● Aim of the task
Reproduce every entry below precisely; do not include the pictures.

## Begin

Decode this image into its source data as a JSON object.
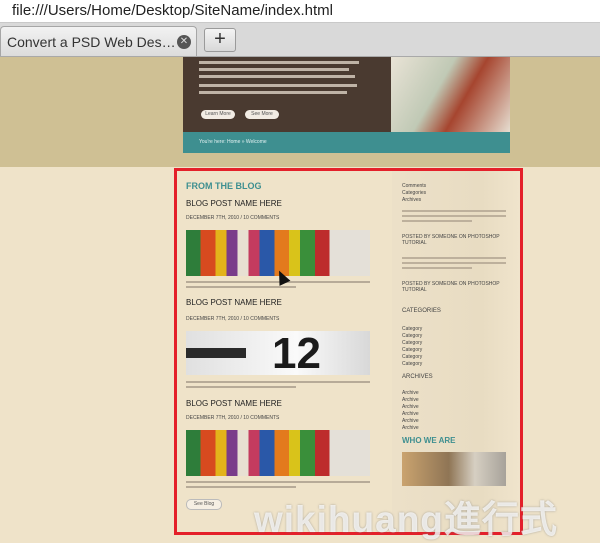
{
  "browser": {
    "address": "file:///Users/Home/Desktop/SiteName/index.html",
    "tab_title": "Convert a PSD Web Des…",
    "new_tab_label": "+",
    "tab_close": "⊗"
  },
  "hero": {
    "buttons": [
      "Learn More",
      "See More"
    ],
    "footer_text": "You're here: Home » Welcome"
  },
  "blog": {
    "section_title": "FROM THE BLOG",
    "posts": [
      {
        "title": "BLOG POST NAME HERE",
        "date": "DECEMBER 7TH, 2010 / 10 COMMENTS"
      },
      {
        "title": "BLOG POST NAME HERE",
        "date": "DECEMBER 7TH, 2010 / 10 COMMENTS"
      },
      {
        "title": "BLOG POST NAME HERE",
        "date": "DECEMBER 7TH, 2010 / 10 COMMENTS"
      }
    ],
    "clock_text": "12",
    "more_button": "See Blog"
  },
  "sidebar": {
    "top_links": [
      "Comments",
      "Categories",
      "Archives"
    ],
    "posted_by_1": "POSTED BY SOMEONE ON PHOTOSHOP TUTORIAL",
    "posted_by_2": "POSTED BY SOMEONE ON PHOTOSHOP TUTORIAL",
    "categories_title": "CATEGORIES",
    "categories": [
      "Category",
      "Category",
      "Category",
      "Category",
      "Category",
      "Category"
    ],
    "archives_title": "ARCHIVES",
    "archives": [
      "Archive",
      "Archive",
      "Archive",
      "Archive",
      "Archive",
      "Archive"
    ],
    "who_title": "WHO WE ARE"
  },
  "watermark": "wikihuang進行式",
  "colors": {
    "teal": "#3e8f90",
    "highlight_frame": "#e4202a"
  }
}
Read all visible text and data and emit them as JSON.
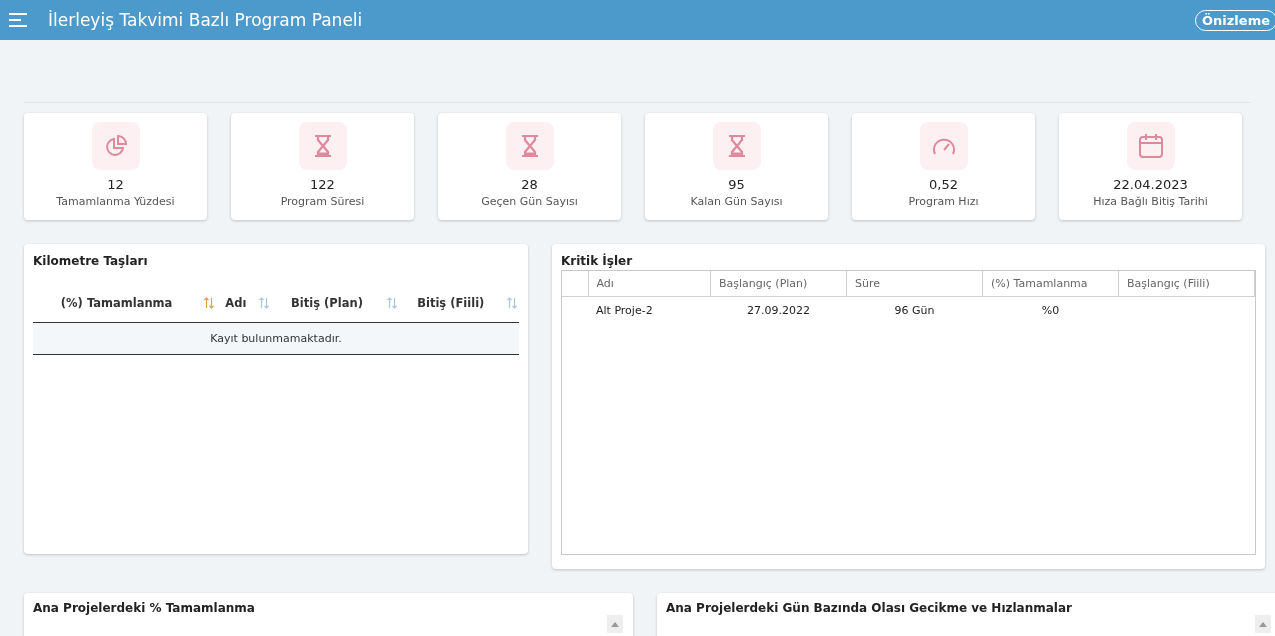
{
  "header": {
    "title": "İlerleyiş Takvimi Bazlı Program Paneli",
    "preview_button": "Önizleme"
  },
  "stats": [
    {
      "kind": "pie",
      "value": "12",
      "label": "Tamamlanma Yüzdesi"
    },
    {
      "kind": "hourglass",
      "value": "122",
      "label": "Program Süresi"
    },
    {
      "kind": "hourglass",
      "value": "28",
      "label": "Geçen Gün Sayısı"
    },
    {
      "kind": "hourglass",
      "value": "95",
      "label": "Kalan Gün Sayısı"
    },
    {
      "kind": "gauge",
      "value": "0,52",
      "label": "Program Hızı"
    },
    {
      "kind": "calendar",
      "value": "22.04.2023",
      "label": "Hıza Bağlı Bitiş Tarihi"
    }
  ],
  "milestones": {
    "title": "Kilometre Taşları",
    "columns": [
      {
        "label": "(%) Tamamlanma",
        "sorted": true
      },
      {
        "label": "Adı",
        "sorted": false
      },
      {
        "label": "Bitiş (Plan)",
        "sorted": false
      },
      {
        "label": "Bitiş (Fiili)",
        "sorted": false
      }
    ],
    "empty_message": "Kayıt bulunmamaktadır."
  },
  "critical": {
    "title": "Kritik İşler",
    "columns": [
      "Adı",
      "Başlangıç (Plan)",
      "Süre",
      "(%) Tamamlanma",
      "Başlangıç (Fiili)"
    ],
    "rows": [
      {
        "cells": [
          "Alt Proje-2",
          "27.09.2022",
          "96 Gün",
          "%0"
        ]
      }
    ]
  },
  "bottom_panels": [
    {
      "title": "Ana Projelerdeki % Tamamlanma"
    },
    {
      "title": "Ana Projelerdeki Gün Bazında Olası Gecikme ve Hızlanmalar"
    }
  ]
}
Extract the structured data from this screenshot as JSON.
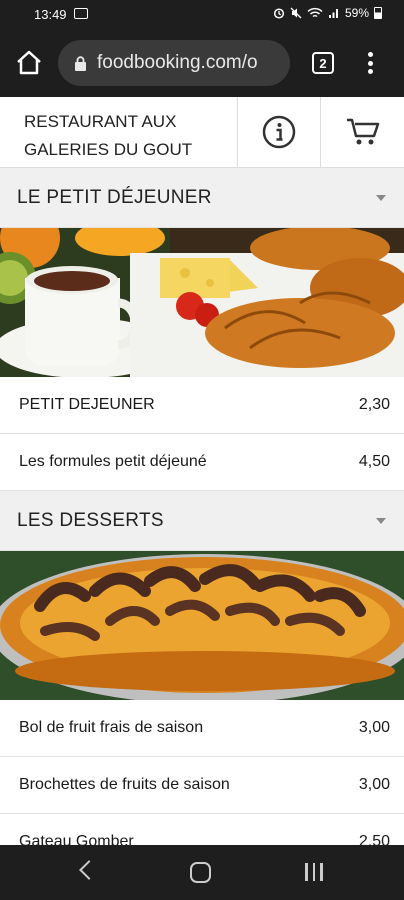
{
  "status": {
    "time": "13:49",
    "battery": "59%"
  },
  "browser": {
    "url": "foodbooking.com/o",
    "tab_count": "2"
  },
  "header": {
    "title_line1": "RESTAURANT AUX",
    "title_line2": "GALERIES DU GOUT"
  },
  "sections": [
    {
      "title": "LE PETIT DÉJEUNER",
      "items": [
        {
          "name": "PETIT DEJEUNER",
          "price": "2,30"
        },
        {
          "name": "Les formules petit déjeuné",
          "price": "4,50"
        }
      ]
    },
    {
      "title": "LES DESSERTS",
      "items": [
        {
          "name": "Bol de fruit frais de saison",
          "price": "3,00"
        },
        {
          "name": "Brochettes de fruits de saison",
          "price": "3,00"
        },
        {
          "name": "Gateau Gomber",
          "price": "2,50"
        }
      ]
    }
  ]
}
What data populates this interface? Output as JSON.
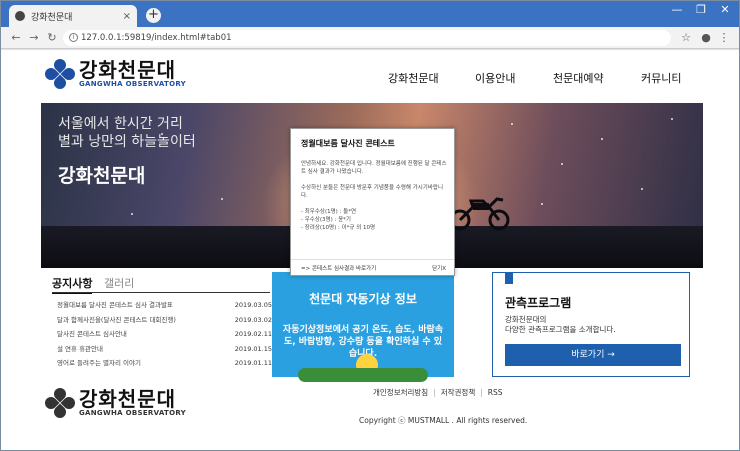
{
  "browser": {
    "tab_title": "강화천문대",
    "tab_close": "×",
    "new_tab": "+",
    "url": "127.0.0.1:59819/index.html#tab01",
    "nav_icons": [
      "back-icon",
      "forward-icon",
      "reload-icon"
    ],
    "window_controls": [
      "—",
      "❐",
      "✕"
    ],
    "toolbar_icons": [
      "☆",
      "●",
      "⋮"
    ]
  },
  "site": {
    "logo_ko": "강화천문대",
    "logo_en": "GANGWHA OBSERVATORY",
    "logo_color": "#1e4fa3",
    "nav": [
      "강화천문대",
      "이용안내",
      "천문대예약",
      "커뮤니티"
    ]
  },
  "hero": {
    "line1": "서울에서 한시간 거리",
    "line2": "별과 낭만의 하늘놀이터",
    "title": "강화천문대"
  },
  "notice": {
    "tabs": [
      "공지사항",
      "갤러리"
    ],
    "items": [
      {
        "title": "정월대보름 달사진 콘테스트 심사 결과발표",
        "date": "2019.03.05"
      },
      {
        "title": "달과 함께사진을(달사진 콘테스트 대회진행)",
        "date": "2019.03.02"
      },
      {
        "title": "달사진 콘테스트 심사안내",
        "date": "2019.02.11"
      },
      {
        "title": "설 연휴 휴관안내",
        "date": "2019.01.15"
      },
      {
        "title": "영어로 들려주는 별자리 이야기",
        "date": "2019.01.11"
      }
    ]
  },
  "weather": {
    "title": "천문대 자동기상 정보",
    "desc": "자동기상정보에서 공기 온도, 습도, 바람속도, 바람방향, 강수량 등을 확인하실 수 있습니다.",
    "bg_color": "#2aa0e0"
  },
  "program": {
    "title": "관측프로그램",
    "desc_line1": "강화천문대의",
    "desc_line2": "다양한 관측프로그램을 소개합니다.",
    "button": "바로가기 →",
    "accent": "#1e5fae"
  },
  "footer": {
    "links": [
      "개인정보처리방침",
      "저작권정책",
      "RSS"
    ],
    "copyright": "Copyright ⓒ MUSTMALL . All rights reserved."
  },
  "popup": {
    "title": "정월대보름 달사진 콘테스트",
    "p1": "안녕하세요. 강화천문대 입니다. 정월대보름에 진행된 달 콘테스트 심사 결과가 나왔습니다.",
    "p2": "수상하신 분들은 천문대 방문후 기념품을 수령해 가시기바랍니다.",
    "p3_1": "- 최우수상(1명) : 돌*연",
    "p3_2": "- 우수상(3명) : 윤*기",
    "p3_3": "- 장려상(10명) : 이*규 외 10명",
    "link": "=> 콘테스트 심사결과 바로가기",
    "close": "닫기X"
  }
}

## End

● Output for this exercise
Decode this image into its source data as a JSON object.
{
  "browser": {
    "address": "file:///Users/Home/Desktop/SiteName/index.html",
    "tab_title": "Convert a PSD Web Des…",
    "new_tab_label": "+",
    "tab_close": "⊗"
  },
  "hero": {
    "buttons": [
      "Learn More",
      "See More"
    ],
    "footer_text": "You're here: Home » Welcome"
  },
  "blog": {
    "section_title": "FROM THE BLOG",
    "posts": [
      {
        "title": "BLOG POST NAME HERE",
        "date": "DECEMBER 7TH, 2010 / 10 COMMENTS"
      },
      {
        "title": "BLOG POST NAME HERE",
        "date": "DECEMBER 7TH, 2010 / 10 COMMENTS"
      },
      {
        "title": "BLOG POST NAME HERE",
        "date": "DECEMBER 7TH, 2010 / 10 COMMENTS"
      }
    ],
    "clock_text": "12",
    "more_button": "See Blog"
  },
  "sidebar": {
    "top_links": [
      "Comments",
      "Categories",
      "Archives"
    ],
    "posted_by_1": "POSTED BY SOMEONE ON PHOTOSHOP TUTORIAL",
    "posted_by_2": "POSTED BY SOMEONE ON PHOTOSHOP TUTORIAL",
    "categories_title": "CATEGORIES",
    "categories": [
      "Category",
      "Category",
      "Category",
      "Category",
      "Category",
      "Category"
    ],
    "archives_title": "ARCHIVES",
    "archives": [
      "Archive",
      "Archive",
      "Archive",
      "Archive",
      "Archive",
      "Archive"
    ],
    "who_title": "WHO WE ARE"
  },
  "watermark": "wikihuang進行式",
  "colors": {
    "teal": "#3e8f90",
    "highlight_frame": "#e4202a"
  }
}
Read all visible text and data and emit them as JSON.
{
  "header": {
    "title": "İlerleyiş Takvimi Bazlı Program Paneli",
    "preview_button": "Önizleme"
  },
  "stats": [
    {
      "kind": "pie",
      "value": "12",
      "label": "Tamamlanma Yüzdesi"
    },
    {
      "kind": "hourglass",
      "value": "122",
      "label": "Program Süresi"
    },
    {
      "kind": "hourglass",
      "value": "28",
      "label": "Geçen Gün Sayısı"
    },
    {
      "kind": "hourglass",
      "value": "95",
      "label": "Kalan Gün Sayısı"
    },
    {
      "kind": "gauge",
      "value": "0,52",
      "label": "Program Hızı"
    },
    {
      "kind": "calendar",
      "value": "22.04.2023",
      "label": "Hıza Bağlı Bitiş Tarihi"
    }
  ],
  "milestones": {
    "title": "Kilometre Taşları",
    "columns": [
      {
        "label": "(%) Tamamlanma",
        "sorted": true
      },
      {
        "label": "Adı",
        "sorted": false
      },
      {
        "label": "Bitiş (Plan)",
        "sorted": false
      },
      {
        "label": "Bitiş (Fiili)",
        "sorted": false
      }
    ],
    "empty_message": "Kayıt bulunmamaktadır."
  },
  "critical": {
    "title": "Kritik İşler",
    "columns": [
      "Adı",
      "Başlangıç (Plan)",
      "Süre",
      "(%) Tamamlanma",
      "Başlangıç (Fiili)"
    ],
    "rows": [
      {
        "cells": [
          "Alt Proje-2",
          "27.09.2022",
          "96 Gün",
          "%0"
        ]
      }
    ]
  },
  "bottom_panels": [
    {
      "title": "Ana Projelerdeki % Tamamlanma"
    },
    {
      "title": "Ana Projelerdeki Gün Bazında Olası Gecikme ve Hızlanmalar"
    }
  ]
}
Extract the structured data from this screenshot as JSON.
{
  "status": {
    "time": "13:49",
    "battery": "59%"
  },
  "browser": {
    "url": "foodbooking.com/o",
    "tab_count": "2"
  },
  "header": {
    "title_line1": "RESTAURANT AUX",
    "title_line2": "GALERIES DU GOUT"
  },
  "sections": [
    {
      "title": "LE PETIT DÉJEUNER",
      "items": [
        {
          "name": "PETIT DEJEUNER",
          "price": "2,30"
        },
        {
          "name": "Les formules petit déjeuné",
          "price": "4,50"
        }
      ]
    },
    {
      "title": "LES DESSERTS",
      "items": [
        {
          "name": "Bol de fruit frais de saison",
          "price": "3,00"
        },
        {
          "name": "Brochettes de fruits de saison",
          "price": "3,00"
        },
        {
          "name": "Gateau Gomber",
          "price": "2,50"
        }
      ]
    }
  ]
}
What data populates this interface? Output as JSON.
{
  "browser": {
    "tab_title": "강화천문대",
    "tab_close": "×",
    "new_tab": "+",
    "url": "127.0.0.1:59819/index.html#tab01",
    "nav_icons": [
      "back-icon",
      "forward-icon",
      "reload-icon"
    ],
    "window_controls": [
      "—",
      "❐",
      "✕"
    ],
    "toolbar_icons": [
      "☆",
      "●",
      "⋮"
    ]
  },
  "site": {
    "logo_ko": "강화천문대",
    "logo_en": "GANGWHA OBSERVATORY",
    "logo_color": "#1e4fa3",
    "nav": [
      "강화천문대",
      "이용안내",
      "천문대예약",
      "커뮤니티"
    ]
  },
  "hero": {
    "line1": "서울에서 한시간 거리",
    "line2": "별과 낭만의 하늘놀이터",
    "title": "강화천문대"
  },
  "notice": {
    "tabs": [
      "공지사항",
      "갤러리"
    ],
    "items": [
      {
        "title": "정월대보름 달사진 콘테스트 심사 결과발표",
        "date": "2019.03.05"
      },
      {
        "title": "달과 함께사진을(달사진 콘테스트 대회진행)",
        "date": "2019.03.02"
      },
      {
        "title": "달사진 콘테스트 심사안내",
        "date": "2019.02.11"
      },
      {
        "title": "설 연휴 휴관안내",
        "date": "2019.01.15"
      },
      {
        "title": "영어로 들려주는 별자리 이야기",
        "date": "2019.01.11"
      }
    ]
  },
  "weather": {
    "title": "천문대 자동기상 정보",
    "desc": "자동기상정보에서 공기 온도, 습도, 바람속도, 바람방향, 강수량 등을 확인하실 수 있습니다.",
    "bg_color": "#2aa0e0"
  },
  "program": {
    "title": "관측프로그램",
    "desc_line1": "강화천문대의",
    "desc_line2": "다양한 관측프로그램을 소개합니다.",
    "button": "바로가기 →",
    "accent": "#1e5fae"
  },
  "footer": {
    "links": [
      "개인정보처리방침",
      "저작권정책",
      "RSS"
    ],
    "copyright": "Copyright ⓒ MUSTMALL . All rights reserved."
  },
  "popup": {
    "title": "정월대보름 달사진 콘테스트",
    "p1": "안녕하세요. 강화천문대 입니다. 정월대보름에 진행된 달 콘테스트 심사 결과가 나왔습니다.",
    "p2": "수상하신 분들은 천문대 방문후 기념품을 수령해 가시기바랍니다.",
    "p3_1": "- 최우수상(1명) : 돌*연",
    "p3_2": "- 우수상(3명) : 윤*기",
    "p3_3": "- 장려상(10명) : 이*규 외 10명",
    "link": "=> 콘테스트 심사결과 바로가기",
    "close": "닫기X"
  }
}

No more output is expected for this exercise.